▸ **Written problem 1**:
In the patch, copy the stretch from "diff --git a/sklearn/linear_model/_stochastic_gradient.py" through "a one-vs-rest reduction." without changing a character.
▸ **Written problem 2**:
List every header field name in the patch's email header that is followed by a colon.

▸ **Passage provided**:
--- --- ---
From 7e1db03753f2a40cb0f525a3b0188a2117bfebb6 Mon Sep 17 00:00:00 2001
From: ankishb <bansal.ankish1@gmail.com>
Date: Tue, 24 Dec 2019 16:34:12 +0530
Subject: [PATCH 1/2] Fix default value in doc of SGD

---
 sklearn/linear_model/_stochastic_gradient.py | 83 ++++++++++----------
 1 file changed, 40 insertions(+), 43 deletions(-)

diff --git a/sklearn/linear_model/_stochastic_gradient.py b/sklearn/linear_model/_stochastic_gradient.py
index eb1e9e7b545e7..dc0ad85bffac3 100644
--- a/sklearn/linear_model/_stochastic_gradient.py
+++ b/sklearn/linear_model/_stochastic_gradient.py
@@ -362,11 +362,11 @@ def fit_binary(est, i, X, y, alpha, C, learning_rate, max_iter,
     sample_weight : numpy array of shape [n_samples, ]
         The weight of each sample
 
-    validation_mask : numpy array of shape [n_samples, ] or None
+    validation_mask : numpy array of shape [n_samples, ], default=None
         Precomputed validation mask in case _fit_binary is called in the
         context of a one-vs-rest reduction.
--- --- ---
▸ **Rows**:

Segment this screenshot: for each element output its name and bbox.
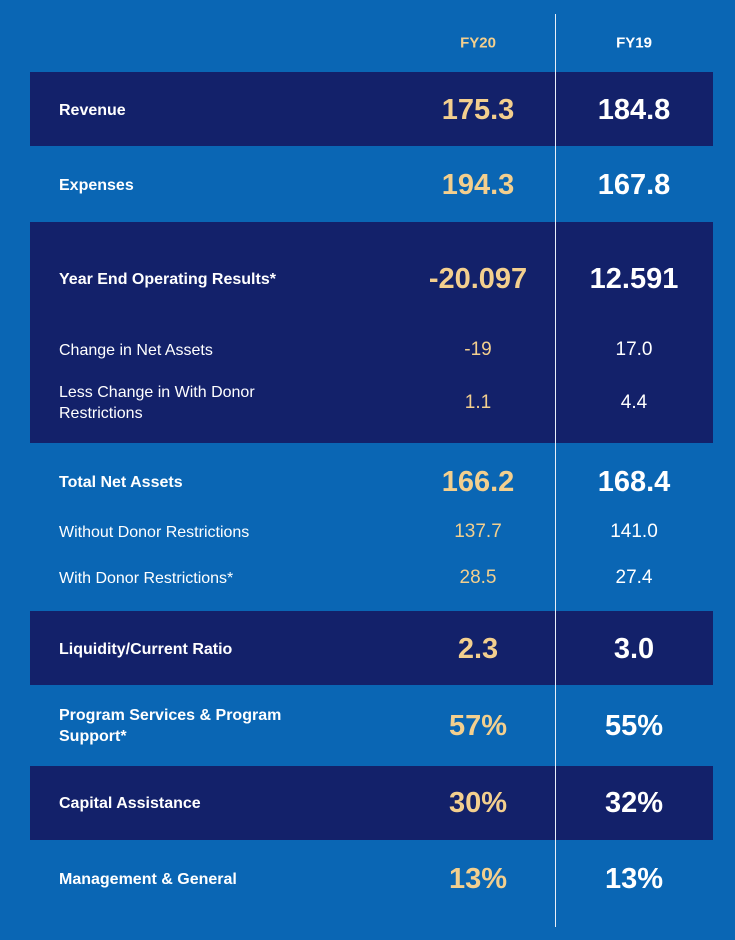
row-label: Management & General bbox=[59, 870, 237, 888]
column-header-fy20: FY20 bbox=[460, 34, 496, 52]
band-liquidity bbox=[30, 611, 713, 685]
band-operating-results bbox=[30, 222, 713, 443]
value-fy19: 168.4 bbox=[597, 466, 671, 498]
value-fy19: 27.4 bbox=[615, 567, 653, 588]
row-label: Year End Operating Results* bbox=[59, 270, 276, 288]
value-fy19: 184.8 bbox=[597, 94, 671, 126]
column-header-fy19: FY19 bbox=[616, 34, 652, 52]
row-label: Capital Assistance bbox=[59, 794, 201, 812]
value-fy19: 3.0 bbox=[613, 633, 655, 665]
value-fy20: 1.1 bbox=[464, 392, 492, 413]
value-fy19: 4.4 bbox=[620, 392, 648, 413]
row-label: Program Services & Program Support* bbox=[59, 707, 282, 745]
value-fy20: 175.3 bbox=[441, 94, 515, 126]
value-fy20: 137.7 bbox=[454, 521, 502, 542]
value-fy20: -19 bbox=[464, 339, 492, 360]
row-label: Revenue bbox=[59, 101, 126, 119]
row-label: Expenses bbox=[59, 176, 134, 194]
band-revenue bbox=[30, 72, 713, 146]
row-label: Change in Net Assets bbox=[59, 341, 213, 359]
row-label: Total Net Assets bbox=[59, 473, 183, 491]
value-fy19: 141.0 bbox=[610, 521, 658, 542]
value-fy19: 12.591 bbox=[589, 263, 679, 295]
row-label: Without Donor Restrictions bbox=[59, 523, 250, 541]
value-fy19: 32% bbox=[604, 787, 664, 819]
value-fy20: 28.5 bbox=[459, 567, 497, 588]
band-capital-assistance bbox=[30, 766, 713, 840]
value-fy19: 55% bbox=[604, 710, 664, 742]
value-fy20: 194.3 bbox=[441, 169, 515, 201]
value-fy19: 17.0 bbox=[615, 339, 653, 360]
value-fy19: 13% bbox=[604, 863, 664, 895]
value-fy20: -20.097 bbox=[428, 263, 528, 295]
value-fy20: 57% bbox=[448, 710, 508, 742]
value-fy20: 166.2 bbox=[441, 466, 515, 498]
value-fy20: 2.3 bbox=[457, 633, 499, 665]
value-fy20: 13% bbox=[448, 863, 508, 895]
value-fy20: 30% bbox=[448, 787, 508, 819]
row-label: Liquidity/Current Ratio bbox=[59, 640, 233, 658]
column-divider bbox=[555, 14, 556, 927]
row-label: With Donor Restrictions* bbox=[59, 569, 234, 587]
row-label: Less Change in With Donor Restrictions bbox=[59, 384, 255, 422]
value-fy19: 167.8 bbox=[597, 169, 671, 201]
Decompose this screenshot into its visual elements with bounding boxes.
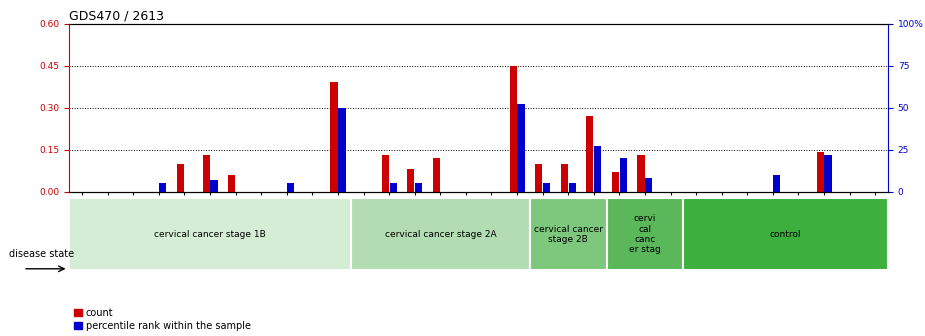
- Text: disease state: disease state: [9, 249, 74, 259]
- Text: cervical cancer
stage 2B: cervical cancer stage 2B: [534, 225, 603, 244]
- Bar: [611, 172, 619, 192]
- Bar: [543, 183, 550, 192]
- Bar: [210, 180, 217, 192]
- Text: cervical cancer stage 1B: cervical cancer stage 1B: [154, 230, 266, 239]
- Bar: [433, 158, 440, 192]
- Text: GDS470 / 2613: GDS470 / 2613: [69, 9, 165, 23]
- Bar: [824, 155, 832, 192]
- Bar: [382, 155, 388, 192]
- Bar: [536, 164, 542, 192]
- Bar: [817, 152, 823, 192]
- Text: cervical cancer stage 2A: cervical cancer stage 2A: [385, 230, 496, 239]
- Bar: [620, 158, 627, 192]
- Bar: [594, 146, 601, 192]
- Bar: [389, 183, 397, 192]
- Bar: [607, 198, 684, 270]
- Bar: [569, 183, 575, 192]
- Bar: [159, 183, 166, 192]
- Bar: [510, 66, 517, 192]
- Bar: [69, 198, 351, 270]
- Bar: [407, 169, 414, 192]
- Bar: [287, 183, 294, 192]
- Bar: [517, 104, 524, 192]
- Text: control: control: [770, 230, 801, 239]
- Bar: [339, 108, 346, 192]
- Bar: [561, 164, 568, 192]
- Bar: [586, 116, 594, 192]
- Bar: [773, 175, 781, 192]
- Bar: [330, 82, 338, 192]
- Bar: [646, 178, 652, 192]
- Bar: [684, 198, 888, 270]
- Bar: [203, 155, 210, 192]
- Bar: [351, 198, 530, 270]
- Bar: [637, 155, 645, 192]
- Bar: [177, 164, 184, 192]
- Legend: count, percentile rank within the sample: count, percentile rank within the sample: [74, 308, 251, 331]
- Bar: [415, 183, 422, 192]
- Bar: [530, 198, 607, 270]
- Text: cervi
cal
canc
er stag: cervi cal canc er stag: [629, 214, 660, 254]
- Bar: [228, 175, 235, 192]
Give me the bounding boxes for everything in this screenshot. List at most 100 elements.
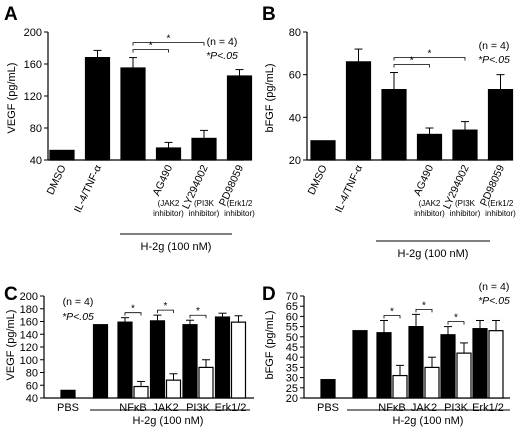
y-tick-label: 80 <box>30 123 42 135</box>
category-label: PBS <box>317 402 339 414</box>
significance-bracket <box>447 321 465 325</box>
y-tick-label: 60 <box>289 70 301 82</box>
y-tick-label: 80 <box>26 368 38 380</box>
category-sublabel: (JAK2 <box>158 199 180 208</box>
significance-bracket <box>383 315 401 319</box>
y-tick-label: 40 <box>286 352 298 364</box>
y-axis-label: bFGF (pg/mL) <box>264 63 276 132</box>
--- --- ---
▸ **Expected answer 1**:
diff --git a/sklearn/linear_model/_stochastic_gradient.py b/sklearn/linear_model/_stochastic_gradient.py
index eb1e9e7b545e7..dc0ad85bffac3 100644
--- a/sklearn/linear_model/_stochastic_gradient.py
+++ b/sklearn/linear_model/_stochastic_gradient.py
@@ -362,11 +362,11 @@ def fit_binary(est, i, X, y, alpha, C, learning_rate, max_iter,
     sample_weight : numpy array of shape [n_samples, ]
         The weight of each sample
 
-    validation_mask : numpy array of shape [n_samples, ] or None
+    validation_mask : numpy array of shape [n_samples, ], default=None
         Precomputed validation mask in case _fit_binary is called in the
         context of a one-vs-rest reduction.

▸ **Expected answer 2**:
From
Date
Subject